> _DIRECTIONS_:
Below are entries to be transcribed exactly; exclude the pictures from the copy.

> _DATA LINES_:
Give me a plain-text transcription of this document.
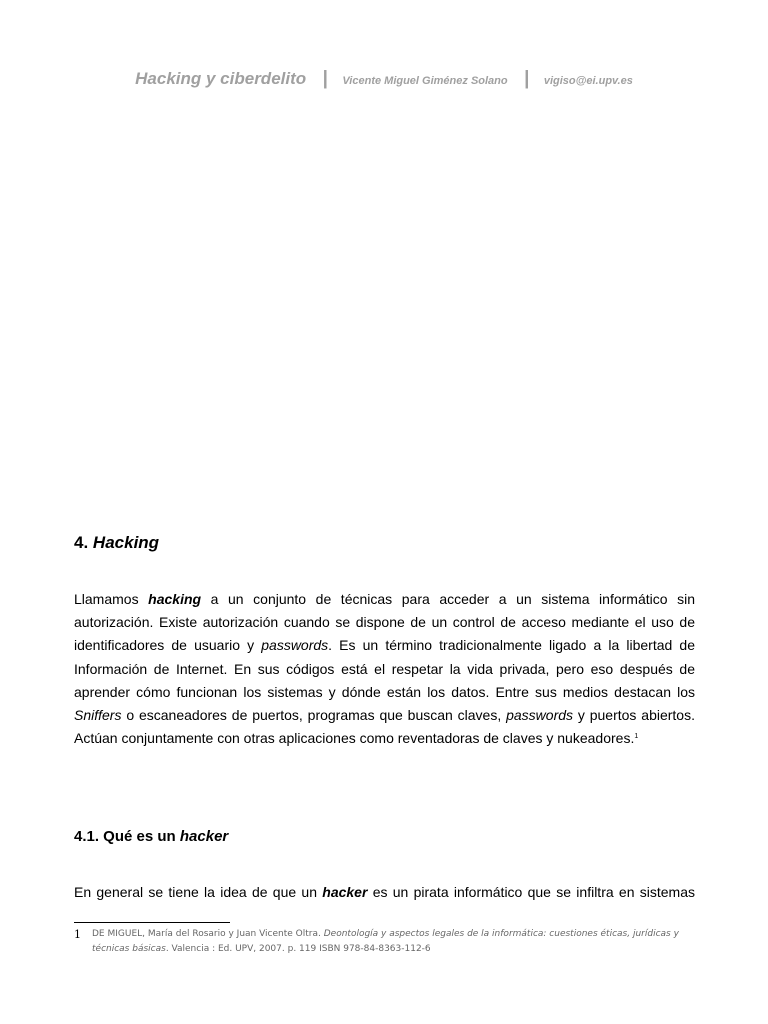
Hacking y ciberdelito | Vicente Miguel Giménez Solano | vigiso@ei.upv.es
4. Hacking

Llamamos hacking a un conjunto de técnicas para acceder a un sistema informático sin autorización. Existe autorización cuando se dispone de un control de acceso mediante el uso de identificadores de usuario y passwords. Es un término tradicionalmente ligado a la libertad de Información de Internet. En sus códigos está el respetar la vida privada, pero eso después de aprender cómo funcionan los sistemas y dónde están los datos. Entre sus medios destacan los Sniffers o escaneadores de puertos, programas que buscan claves, passwords y puertos abiertos. Actúan conjuntamente con otras aplicaciones como reventadoras de claves y nukeadores.$^1$

4.1. Qué es un hacker

En general se tiene la idea de que un hacker es un pirata informático que se infiltra en sistemas

1 DE MIGUEL, María del Rosario y Juan Vicente Oltra. Deontología y aspectos legales de la informática: cuestiones éticas, jurídicas y técnicas básicas. Valencia : Ed. UPV, 2007. p. 119 ISBN 978-84-8363-112-6
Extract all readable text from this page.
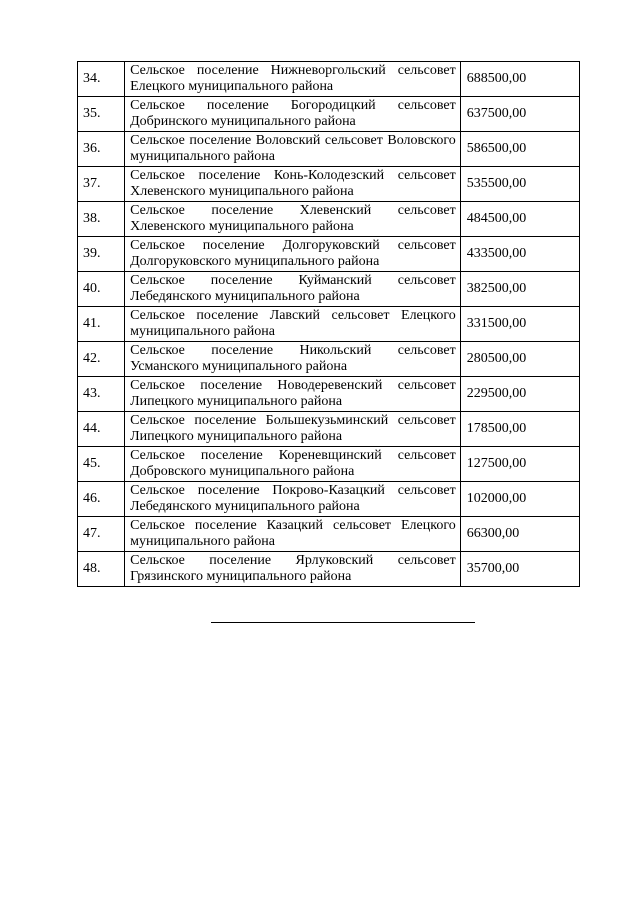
34.	Сельское поселение Нижневоргольский сельсовет Елецкого муниципального района	688500,00
35.	Сельское поселение Богородицкий сельсовет Добринского муниципального района	637500,00
36.	Сельское поселение Воловский сельсовет Воловского муниципального района	586500,00
37.	Сельское поселение Конь-Колодезский сельсовет Хлевенского муниципального района	535500,00
38.	Сельское поселение Хлевенский сельсовет Хлевенского муниципального района	484500,00
39.	Сельское поселение Долгоруковский сельсовет Долгоруковского муниципального района	433500,00
40.	Сельское поселение Куйманский сельсовет Лебедянского муниципального района	382500,00
41.	Сельское поселение Лавский сельсовет Елецкого муниципального района	331500,00
42.	Сельское поселение Никольский сельсовет Усманского муниципального района	280500,00
43.	Сельское поселение Новодеревенский сельсовет Липецкого муниципального района	229500,00
44.	Сельское поселение Большекузьминский сельсовет Липецкого муниципального района	178500,00
45.	Сельское поселение Кореневщинский сельсовет Добровского муниципального района	127500,00
46.	Сельское поселение Покрово-Казацкий сельсовет Лебедянского муниципального района	102000,00
47.	Сельское поселение Казацкий сельсовет Елецкого муниципального района	66300,00
48.	Сельское поселение Ярлуковский сельсовет Грязинского муниципального района	35700,00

> _RESULT BELOW_:
Give me a plain-text transcription of this document.
Hacking y ciberdelito | Vicente Miguel Giménez Solano | vigiso@ei.upv.es
4. Hacking

Llamamos hacking a un conjunto de técnicas para acceder a un sistema informático sin autorización. Existe autorización cuando se dispone de un control de acceso mediante el uso de identificadores de usuario y passwords. Es un término tradicionalmente ligado a la libertad de Información de Internet. En sus códigos está el respetar la vida privada, pero eso después de aprender cómo funcionan los sistemas y dónde están los datos. Entre sus medios destacan los Sniffers o escaneadores de puertos, programas que buscan claves, passwords y puertos abiertos. Actúan conjuntamente con otras aplicaciones como reventadoras de claves y nukeadores.$^1$

4.1. Qué es un hacker

En general se tiene la idea de que un hacker es un pirata informático que se infiltra en sistemas

1 DE MIGUEL, María del Rosario y Juan Vicente Oltra. Deontología y aspectos legales de la informática: cuestiones éticas, jurídicas y técnicas básicas. Valencia : Ed. UPV, 2007. p. 119 ISBN 978-84-8363-112-6
Extract all readable text from this page.
34.	Сельское поселение Нижневоргольский сельсовет Елецкого муниципального района	688500,00
35.	Сельское поселение Богородицкий сельсовет Добринского муниципального района	637500,00
36.	Сельское поселение Воловский сельсовет Воловского муниципального района	586500,00
37.	Сельское поселение Конь-Колодезский сельсовет Хлевенского муниципального района	535500,00
38.	Сельское поселение Хлевенский сельсовет Хлевенского муниципального района	484500,00
39.	Сельское поселение Долгоруковский сельсовет Долгоруковского муниципального района	433500,00
40.	Сельское поселение Куйманский сельсовет Лебедянского муниципального района	382500,00
41.	Сельское поселение Лавский сельсовет Елецкого муниципального района	331500,00
42.	Сельское поселение Никольский сельсовет Усманского муниципального района	280500,00
43.	Сельское поселение Новодеревенский сельсовет Липецкого муниципального района	229500,00
44.	Сельское поселение Большекузьминский сельсовет Липецкого муниципального района	178500,00
45.	Сельское поселение Кореневщинский сельсовет Добровского муниципального района	127500,00
46.	Сельское поселение Покрово-Казацкий сельсовет Лебедянского муниципального района	102000,00
47.	Сельское поселение Казацкий сельсовет Елецкого муниципального района	66300,00
48.	Сельское поселение Ярлуковский сельсовет Грязинского муниципального района	35700,00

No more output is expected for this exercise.